* Data in this exercise *
^^^^^^^^^^^^^^^^
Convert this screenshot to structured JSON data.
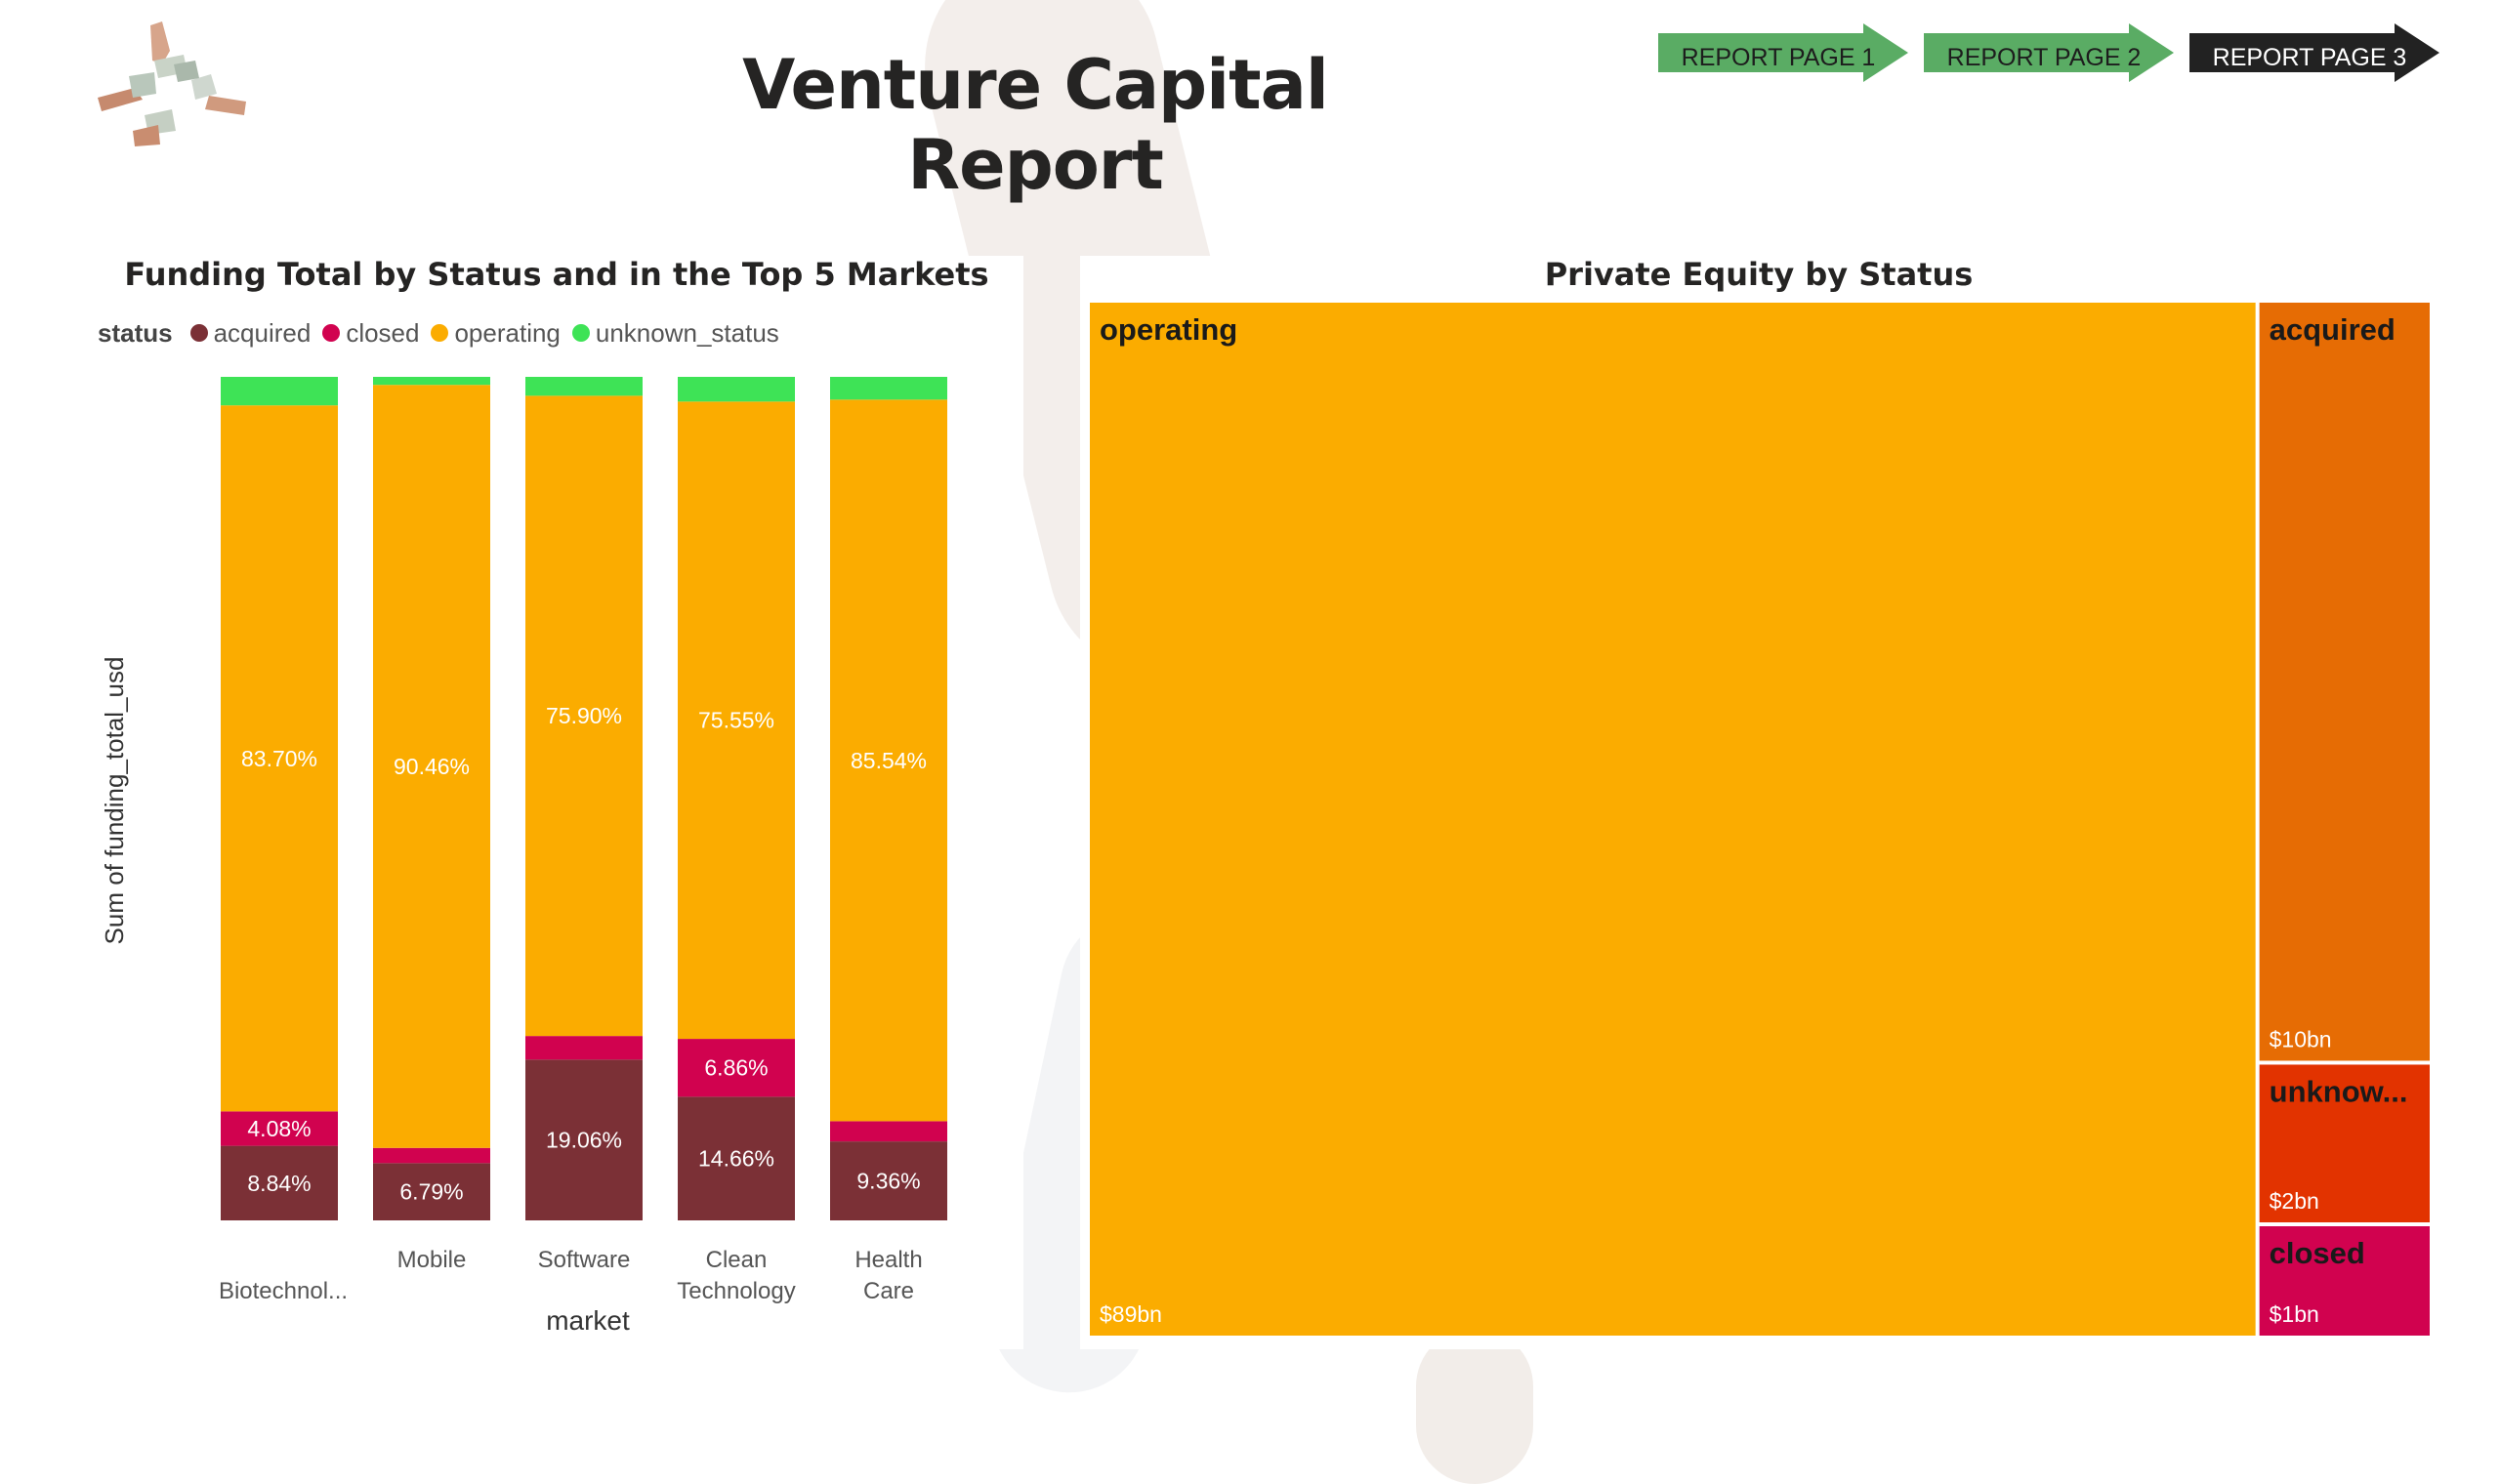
{
  "header": {
    "title": "Venture Capital Report",
    "nav": [
      {
        "label": "REPORT PAGE 1"
      },
      {
        "label": "REPORT PAGE 2"
      },
      {
        "label": "REPORT PAGE 3"
      }
    ]
  },
  "chart_data": [
    {
      "type": "bar",
      "stacked": "100%",
      "title": "Funding Total by Status and in the Top 5 Markets",
      "xlabel": "market",
      "ylabel": "Sum of funding_total_usd",
      "legend": {
        "title": "status",
        "placement": "top-left"
      },
      "categories": [
        "Biotechnol...",
        "Mobile",
        "Software",
        "Clean Technology",
        "Health Care"
      ],
      "series": [
        {
          "name": "acquired",
          "color": "#7b3036",
          "values": [
            8.84,
            6.79,
            19.06,
            14.66,
            9.36
          ],
          "labels": [
            "8.84%",
            "6.79%",
            "19.06%",
            "14.66%",
            "9.36%"
          ]
        },
        {
          "name": "closed",
          "color": "#d1024f",
          "values": [
            4.08,
            1.8,
            2.8,
            6.86,
            2.4
          ],
          "labels": [
            "4.08%",
            "",
            "",
            "6.86%",
            ""
          ]
        },
        {
          "name": "operating",
          "color": "#fbac00",
          "values": [
            83.7,
            90.46,
            75.9,
            75.55,
            85.54
          ],
          "labels": [
            "83.70%",
            "90.46%",
            "75.90%",
            "75.55%",
            "85.54%"
          ]
        },
        {
          "name": "unknown_status",
          "color": "#3ee356",
          "values": [
            3.38,
            0.95,
            2.24,
            2.93,
            2.7
          ],
          "labels": [
            "",
            "",
            "",
            "",
            ""
          ]
        }
      ]
    },
    {
      "type": "treemap",
      "title": "Private Equity by Status",
      "unit": "USD",
      "items": [
        {
          "name": "operating",
          "label": "operating",
          "value": 89,
          "value_label": "$89bn",
          "color": "#fbac00"
        },
        {
          "name": "acquired",
          "label": "acquired",
          "value": 10,
          "value_label": "$10bn",
          "color": "#e66c04"
        },
        {
          "name": "unknown_status",
          "label": "unknow...",
          "value": 2,
          "value_label": "$2bn",
          "color": "#e23300"
        },
        {
          "name": "closed",
          "label": "closed",
          "value": 1,
          "value_label": "$1bn",
          "color": "#d1024f"
        }
      ]
    }
  ]
}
^^^^^^^^^^^^^^^^
* To be done *
Pictures stay out of the copy; please restate every record above exactly.

* The solution *
Convert this screenshot to structured JSON data.
{
  "header": {
    "title": "Venture Capital Report",
    "nav": [
      {
        "label": "REPORT PAGE 1"
      },
      {
        "label": "REPORT PAGE 2"
      },
      {
        "label": "REPORT PAGE 3"
      }
    ]
  },
  "chart_data": [
    {
      "type": "bar",
      "stacked": "100%",
      "title": "Funding Total by Status and in the Top 5 Markets",
      "xlabel": "market",
      "ylabel": "Sum of funding_total_usd",
      "legend": {
        "title": "status",
        "placement": "top-left"
      },
      "categories": [
        "Biotechnol...",
        "Mobile",
        "Software",
        "Clean Technology",
        "Health Care"
      ],
      "series": [
        {
          "name": "acquired",
          "color": "#7b3036",
          "values": [
            8.84,
            6.79,
            19.06,
            14.66,
            9.36
          ],
          "labels": [
            "8.84%",
            "6.79%",
            "19.06%",
            "14.66%",
            "9.36%"
          ]
        },
        {
          "name": "closed",
          "color": "#d1024f",
          "values": [
            4.08,
            1.8,
            2.8,
            6.86,
            2.4
          ],
          "labels": [
            "4.08%",
            "",
            "",
            "6.86%",
            ""
          ]
        },
        {
          "name": "operating",
          "color": "#fbac00",
          "values": [
            83.7,
            90.46,
            75.9,
            75.55,
            85.54
          ],
          "labels": [
            "83.70%",
            "90.46%",
            "75.90%",
            "75.55%",
            "85.54%"
          ]
        },
        {
          "name": "unknown_status",
          "color": "#3ee356",
          "values": [
            3.38,
            0.95,
            2.24,
            2.93,
            2.7
          ],
          "labels": [
            "",
            "",
            "",
            "",
            ""
          ]
        }
      ]
    },
    {
      "type": "treemap",
      "title": "Private Equity by Status",
      "unit": "USD",
      "items": [
        {
          "name": "operating",
          "label": "operating",
          "value": 89,
          "value_label": "$89bn",
          "color": "#fbac00"
        },
        {
          "name": "acquired",
          "label": "acquired",
          "value": 10,
          "value_label": "$10bn",
          "color": "#e66c04"
        },
        {
          "name": "unknown_status",
          "label": "unknow...",
          "value": 2,
          "value_label": "$2bn",
          "color": "#e23300"
        },
        {
          "name": "closed",
          "label": "closed",
          "value": 1,
          "value_label": "$1bn",
          "color": "#d1024f"
        }
      ]
    }
  ]
}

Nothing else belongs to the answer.